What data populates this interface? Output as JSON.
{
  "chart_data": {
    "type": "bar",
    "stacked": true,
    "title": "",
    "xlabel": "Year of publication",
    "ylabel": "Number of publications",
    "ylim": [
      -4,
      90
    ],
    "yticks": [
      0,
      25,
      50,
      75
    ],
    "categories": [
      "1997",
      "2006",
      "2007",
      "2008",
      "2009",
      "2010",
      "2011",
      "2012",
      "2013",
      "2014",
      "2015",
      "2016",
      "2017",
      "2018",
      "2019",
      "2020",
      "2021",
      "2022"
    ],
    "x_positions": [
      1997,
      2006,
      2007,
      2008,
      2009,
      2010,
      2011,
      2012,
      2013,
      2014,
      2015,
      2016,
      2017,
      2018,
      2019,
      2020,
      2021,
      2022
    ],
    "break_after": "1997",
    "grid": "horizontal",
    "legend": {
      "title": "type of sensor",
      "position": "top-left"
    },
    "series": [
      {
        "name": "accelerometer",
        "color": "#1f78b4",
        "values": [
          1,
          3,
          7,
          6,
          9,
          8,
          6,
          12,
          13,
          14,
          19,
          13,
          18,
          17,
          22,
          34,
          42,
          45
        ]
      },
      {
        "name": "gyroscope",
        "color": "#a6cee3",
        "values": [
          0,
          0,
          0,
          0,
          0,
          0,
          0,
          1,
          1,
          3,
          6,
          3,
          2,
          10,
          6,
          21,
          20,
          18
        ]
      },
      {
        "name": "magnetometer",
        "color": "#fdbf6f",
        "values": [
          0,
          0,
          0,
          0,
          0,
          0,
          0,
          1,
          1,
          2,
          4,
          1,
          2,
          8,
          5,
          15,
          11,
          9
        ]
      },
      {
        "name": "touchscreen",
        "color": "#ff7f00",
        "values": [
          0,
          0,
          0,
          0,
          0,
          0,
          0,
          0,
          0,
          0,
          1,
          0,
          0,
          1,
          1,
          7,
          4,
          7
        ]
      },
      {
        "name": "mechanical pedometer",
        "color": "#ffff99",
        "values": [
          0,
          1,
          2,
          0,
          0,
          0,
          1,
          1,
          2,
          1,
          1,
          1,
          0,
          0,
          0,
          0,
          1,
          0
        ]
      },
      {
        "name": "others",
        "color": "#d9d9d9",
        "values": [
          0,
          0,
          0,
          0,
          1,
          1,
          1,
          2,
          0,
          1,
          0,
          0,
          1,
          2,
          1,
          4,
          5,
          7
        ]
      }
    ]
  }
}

• AIM:
Repeat the material word for word, in full.

• OUTPUT FOR THIS TASK:
What data populates this interface? Output as JSON.
{
  "chart_data": {
    "type": "bar",
    "stacked": true,
    "title": "",
    "xlabel": "Year of publication",
    "ylabel": "Number of publications",
    "ylim": [
      -4,
      90
    ],
    "yticks": [
      0,
      25,
      50,
      75
    ],
    "categories": [
      "1997",
      "2006",
      "2007",
      "2008",
      "2009",
      "2010",
      "2011",
      "2012",
      "2013",
      "2014",
      "2015",
      "2016",
      "2017",
      "2018",
      "2019",
      "2020",
      "2021",
      "2022"
    ],
    "x_positions": [
      1997,
      2006,
      2007,
      2008,
      2009,
      2010,
      2011,
      2012,
      2013,
      2014,
      2015,
      2016,
      2017,
      2018,
      2019,
      2020,
      2021,
      2022
    ],
    "break_after": "1997",
    "grid": "horizontal",
    "legend": {
      "title": "type of sensor",
      "position": "top-left"
    },
    "series": [
      {
        "name": "accelerometer",
        "color": "#1f78b4",
        "values": [
          1,
          3,
          7,
          6,
          9,
          8,
          6,
          12,
          13,
          14,
          19,
          13,
          18,
          17,
          22,
          34,
          42,
          45
        ]
      },
      {
        "name": "gyroscope",
        "color": "#a6cee3",
        "values": [
          0,
          0,
          0,
          0,
          0,
          0,
          0,
          1,
          1,
          3,
          6,
          3,
          2,
          10,
          6,
          21,
          20,
          18
        ]
      },
      {
        "name": "magnetometer",
        "color": "#fdbf6f",
        "values": [
          0,
          0,
          0,
          0,
          0,
          0,
          0,
          1,
          1,
          2,
          4,
          1,
          2,
          8,
          5,
          15,
          11,
          9
        ]
      },
      {
        "name": "touchscreen",
        "color": "#ff7f00",
        "values": [
          0,
          0,
          0,
          0,
          0,
          0,
          0,
          0,
          0,
          0,
          1,
          0,
          0,
          1,
          1,
          7,
          4,
          7
        ]
      },
      {
        "name": "mechanical pedometer",
        "color": "#ffff99",
        "values": [
          0,
          1,
          2,
          0,
          0,
          0,
          1,
          1,
          2,
          1,
          1,
          1,
          0,
          0,
          0,
          0,
          1,
          0
        ]
      },
      {
        "name": "others",
        "color": "#d9d9d9",
        "values": [
          0,
          0,
          0,
          0,
          1,
          1,
          1,
          2,
          0,
          1,
          0,
          0,
          1,
          2,
          1,
          4,
          5,
          7
        ]
      }
    ]
  }
}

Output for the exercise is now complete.